### WHAT YOU WILL DO
Can you copy every line of the data below unchanged, leaving out the pictures?
-------
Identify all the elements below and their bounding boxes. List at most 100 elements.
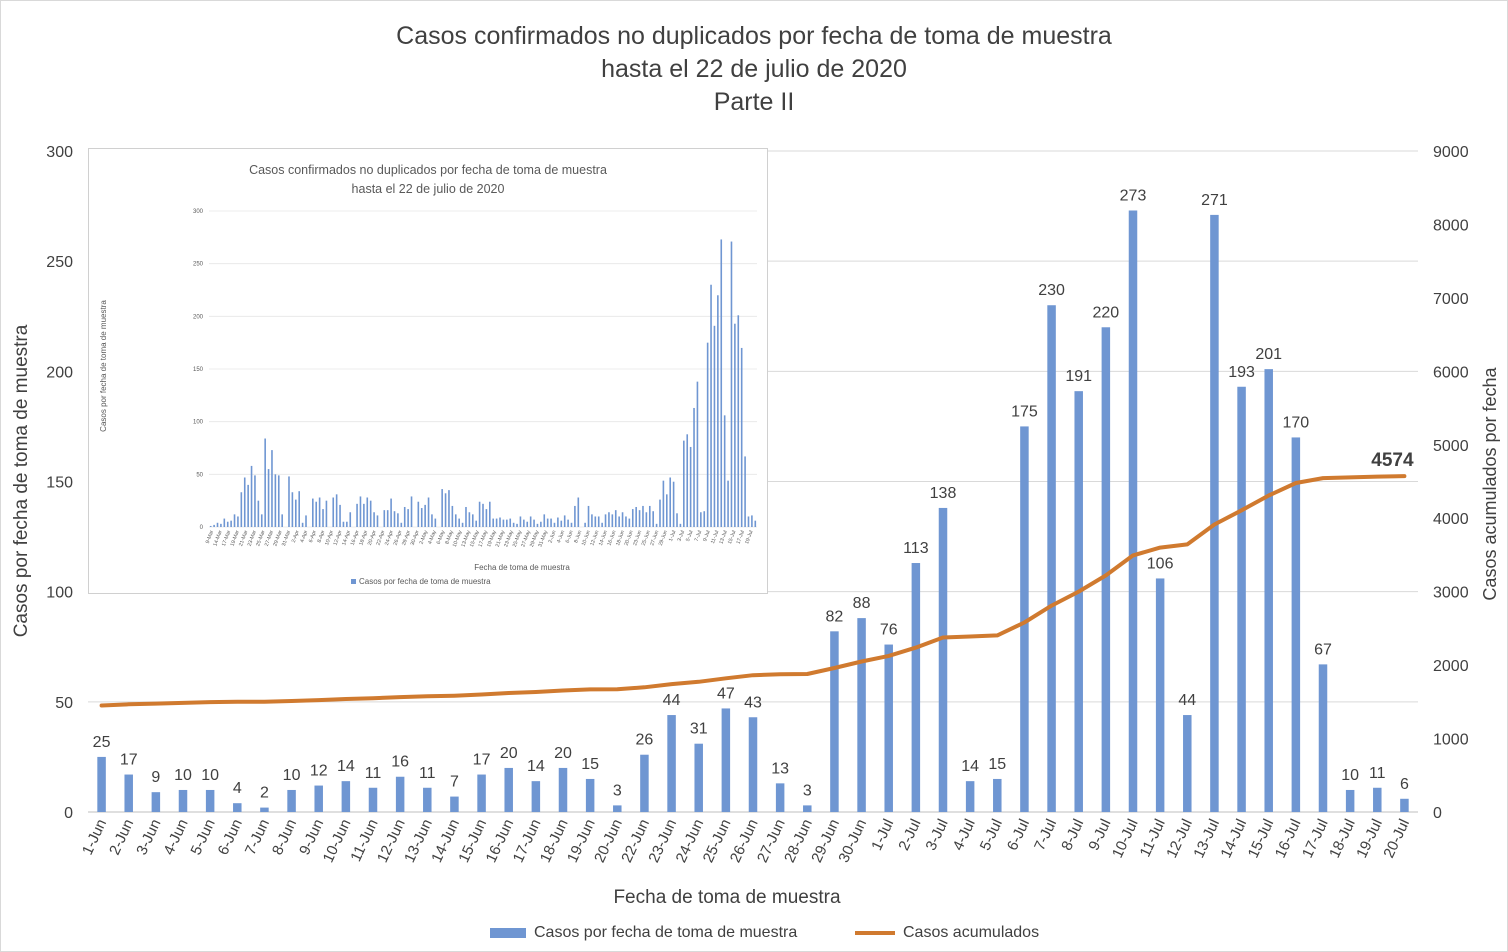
y-tick-label: 300 — [46, 144, 73, 161]
inset-bar — [560, 520, 563, 527]
inset-bar — [237, 516, 239, 527]
inset-x-tick: 14-Mar — [212, 529, 223, 547]
inset-bar — [390, 498, 392, 527]
bar-data-label: 271 — [1201, 192, 1228, 209]
inset-bar — [706, 342, 709, 527]
inset-bar — [294, 499, 297, 527]
y2-tick-label: 3000 — [1433, 585, 1469, 602]
inset-bar — [281, 514, 283, 527]
inset-x-tick: 21-Mar — [238, 529, 249, 547]
inset-bar — [587, 505, 590, 527]
y2-tick-label: 4000 — [1433, 511, 1469, 528]
inset-x-tick: 17-Jul — [736, 530, 746, 545]
inset-y-tick: 250 — [193, 262, 204, 268]
inset-bar — [666, 494, 668, 527]
inset-x-tick: 25-Jun — [641, 530, 652, 547]
legend-swatch-line — [855, 931, 895, 935]
inset-bar — [533, 519, 535, 527]
bar — [1291, 437, 1301, 812]
inset-bar — [506, 519, 508, 527]
bar-data-label: 15 — [988, 756, 1006, 773]
inset-bar — [618, 516, 620, 527]
inset-x-tick: 29-Mar — [272, 529, 283, 547]
inset-bar — [369, 500, 372, 527]
inset-x-tick: 17-May — [478, 529, 490, 548]
bar-data-label: 82 — [826, 608, 844, 625]
inset-bar — [335, 494, 338, 527]
inset-y-tick: 200 — [193, 314, 204, 320]
inset-x-tick: 31-Mar — [281, 529, 292, 547]
inset-bar — [499, 517, 501, 527]
y-axis-title: Casos por fecha de toma de muestra — [11, 324, 32, 637]
inset-x-tick: 2-Apr — [291, 529, 301, 543]
inset-x-tick: 25-Mar — [255, 529, 266, 547]
inset-y-tick: 50 — [196, 472, 203, 478]
inset-x-tick: 7-Jul — [694, 530, 703, 543]
bar — [1318, 664, 1328, 812]
bar-data-label: 3 — [613, 782, 622, 799]
bar — [151, 792, 161, 812]
bar-data-label: 2 — [260, 785, 269, 802]
inset-bar — [529, 516, 532, 527]
inset-title-line-2: hasta el 22 de julio de 2020 — [351, 182, 505, 196]
inset-bar — [676, 513, 678, 527]
bar-data-label: 11 — [1369, 765, 1386, 782]
legend: Casos por fecha de toma de muestra Casos… — [0, 924, 1508, 946]
bar — [585, 778, 595, 812]
inset-bar — [223, 518, 226, 527]
inset-bar — [301, 522, 304, 527]
inset-bar — [247, 484, 249, 527]
bar — [1237, 386, 1246, 812]
bar — [775, 783, 785, 812]
bar-data-label: 4 — [233, 780, 242, 797]
inset-bar — [608, 512, 610, 527]
inset-bar — [431, 514, 433, 527]
x-tick-label: 6-Jul — [1004, 817, 1033, 854]
bar-data-label: 191 — [1065, 368, 1092, 385]
inset-bar — [366, 497, 369, 527]
inset-bar — [451, 505, 454, 527]
inset-bar — [604, 514, 607, 527]
inset-bar — [621, 512, 624, 527]
inset-bar — [383, 510, 386, 527]
inset-title: Casos confirmados no duplicados por fech… — [89, 161, 767, 199]
inset-bar — [288, 476, 290, 527]
inset-x-tick: 27-Mar — [264, 529, 275, 547]
y2-tick-label: 2000 — [1433, 658, 1469, 675]
inset-bar — [410, 496, 413, 527]
bar-data-label: 113 — [903, 540, 929, 557]
inset-bar — [482, 503, 484, 527]
inset-bar — [669, 477, 672, 527]
bar-data-label: 10 — [1341, 767, 1359, 784]
inset-bar — [209, 525, 212, 527]
x-tick-label: 5-Jun — [187, 817, 218, 858]
inset-bar — [686, 434, 689, 527]
bar — [1210, 214, 1219, 812]
inset-bar — [727, 480, 729, 527]
inset-bar — [257, 500, 260, 527]
inset-bar — [468, 512, 471, 527]
inset-bar — [441, 489, 443, 527]
inset-bar — [397, 513, 399, 527]
bar — [884, 644, 893, 812]
bar — [558, 767, 568, 812]
inset-bar — [543, 514, 546, 527]
title-line-3: Parte II — [713, 88, 795, 116]
inset-x-tick: 17-Mar — [221, 529, 232, 547]
inset-x-tick: 16-Jun — [607, 530, 618, 547]
inset-x-tick: 6-Apr — [308, 529, 318, 543]
inset-bar — [648, 505, 651, 527]
bar-data-label: 26 — [636, 732, 654, 749]
inset-bar — [417, 501, 420, 527]
inset-x-tick: 18-Apr — [358, 529, 369, 546]
inset-bar — [512, 522, 515, 527]
inset-bar — [325, 500, 328, 527]
bar — [205, 789, 215, 812]
inset-bar — [601, 522, 603, 527]
inset-chart: Casos confirmados no duplicados por fech… — [88, 148, 768, 594]
inset-bar — [454, 514, 457, 527]
inset-bar — [642, 505, 644, 527]
inset-x-tick: 22-Apr — [375, 529, 386, 546]
bar-data-label: 44 — [1178, 692, 1196, 709]
inset-bar — [407, 509, 409, 527]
-------
### WRITTEN SOLUTION
Identify all the elements below and their bounding boxes. List at most 100 elements.
y-tick-label: 300 — [46, 144, 73, 161]
inset-bar — [560, 520, 563, 527]
inset-bar — [237, 516, 239, 527]
inset-x-tick: 14-Mar — [212, 529, 223, 547]
inset-bar — [390, 498, 392, 527]
bar-data-label: 271 — [1201, 192, 1228, 209]
inset-bar — [706, 342, 709, 527]
inset-bar — [294, 499, 297, 527]
y2-tick-label: 3000 — [1433, 585, 1469, 602]
inset-bar — [281, 514, 283, 527]
inset-x-tick: 21-Mar — [238, 529, 249, 547]
inset-bar — [587, 505, 590, 527]
y2-tick-label: 4000 — [1433, 511, 1469, 528]
inset-x-tick: 17-Jul — [736, 530, 746, 545]
inset-y-tick: 250 — [193, 262, 204, 268]
inset-bar — [666, 494, 668, 527]
inset-x-tick: 25-Jun — [641, 530, 652, 547]
legend-swatch-line — [855, 931, 895, 935]
inset-bar — [533, 519, 535, 527]
bar — [1291, 437, 1301, 812]
inset-bar — [506, 519, 508, 527]
bar-data-label: 15 — [988, 756, 1006, 773]
inset-bar — [618, 516, 620, 527]
inset-x-tick: 29-Mar — [272, 529, 283, 547]
inset-bar — [369, 500, 372, 527]
inset-x-tick: 17-May — [478, 529, 490, 548]
bar-data-label: 82 — [826, 608, 844, 625]
inset-bar — [335, 494, 338, 527]
inset-y-tick: 200 — [193, 314, 204, 320]
inset-x-tick: 31-Mar — [281, 529, 292, 547]
inset-bar — [499, 517, 501, 527]
y-axis-title: Casos por fecha de toma de muestra — [11, 324, 32, 637]
inset-x-tick: 2-Apr — [291, 529, 301, 543]
inset-x-tick: 25-Mar — [255, 529, 266, 547]
inset-y-tick: 50 — [196, 472, 203, 478]
inset-x-tick: 7-Jul — [694, 530, 703, 543]
bar — [1318, 664, 1328, 812]
bar-data-label: 3 — [613, 782, 622, 799]
bar — [151, 792, 161, 812]
bar-data-label: 2 — [260, 785, 269, 802]
inset-bar — [529, 516, 532, 527]
inset-title-line-2: hasta el 22 de julio de 2020 — [351, 182, 505, 196]
inset-bar — [676, 513, 678, 527]
bar-data-label: 11 — [1369, 765, 1386, 782]
legend: Casos por fecha de toma de muestra Casos… — [0, 924, 1508, 946]
bar — [585, 778, 595, 812]
inset-bar — [223, 518, 226, 527]
inset-bar — [301, 522, 304, 527]
inset-bar — [247, 484, 249, 527]
bar — [1237, 386, 1246, 812]
bar — [775, 783, 785, 812]
bar-data-label: 4 — [233, 780, 242, 797]
inset-bar — [608, 512, 610, 527]
inset-bar — [431, 514, 433, 527]
x-tick-label: 6-Jul — [1004, 817, 1033, 854]
bar-data-label: 191 — [1065, 368, 1092, 385]
inset-bar — [366, 497, 369, 527]
inset-bar — [451, 505, 454, 527]
inset-bar — [604, 514, 607, 527]
inset-bar — [621, 512, 624, 527]
inset-bar — [383, 510, 386, 527]
inset-title: Casos confirmados no duplicados por fech… — [89, 161, 767, 199]
inset-bar — [288, 476, 290, 527]
inset-x-tick: 27-Mar — [264, 529, 275, 547]
y2-tick-label: 2000 — [1433, 658, 1469, 675]
inset-bar — [410, 496, 413, 527]
bar-data-label: 113 — [903, 540, 929, 557]
inset-bar — [482, 503, 484, 527]
inset-bar — [669, 477, 672, 527]
bar-data-label: 10 — [1341, 767, 1359, 784]
inset-bar — [209, 525, 212, 527]
x-tick-label: 5-Jun — [187, 817, 218, 858]
inset-bar — [686, 434, 689, 527]
bar — [1210, 214, 1219, 812]
inset-bar — [727, 480, 729, 527]
inset-bar — [257, 500, 260, 527]
inset-bar — [468, 512, 471, 527]
inset-bar — [441, 489, 443, 527]
inset-bar — [397, 513, 399, 527]
bar — [884, 644, 893, 812]
bar — [558, 767, 568, 812]
inset-bar — [543, 514, 546, 527]
title-line-3: Parte II — [713, 88, 795, 116]
inset-x-tick: 17-Mar — [221, 529, 232, 547]
inset-x-tick: 16-Jun — [607, 530, 618, 547]
inset-x-tick: 6-Apr — [308, 529, 318, 543]
inset-bar — [648, 505, 651, 527]
bar-data-label: 26 — [636, 732, 654, 749]
inset-bar — [417, 501, 420, 527]
inset-x-tick: 18-Apr — [358, 529, 369, 546]
inset-bar — [512, 522, 515, 527]
inset-bar — [325, 500, 328, 527]
bar — [205, 789, 215, 812]
inset-bar — [601, 522, 603, 527]
inset-chart: Casos confirmados no duplicados por fech… — [88, 148, 768, 594]
inset-bar — [454, 514, 457, 527]
inset-bar — [642, 505, 644, 527]
inset-x-tick: 22-Apr — [375, 529, 386, 546]
bar-data-label: 44 — [1178, 692, 1196, 709]
inset-bar — [407, 509, 409, 527]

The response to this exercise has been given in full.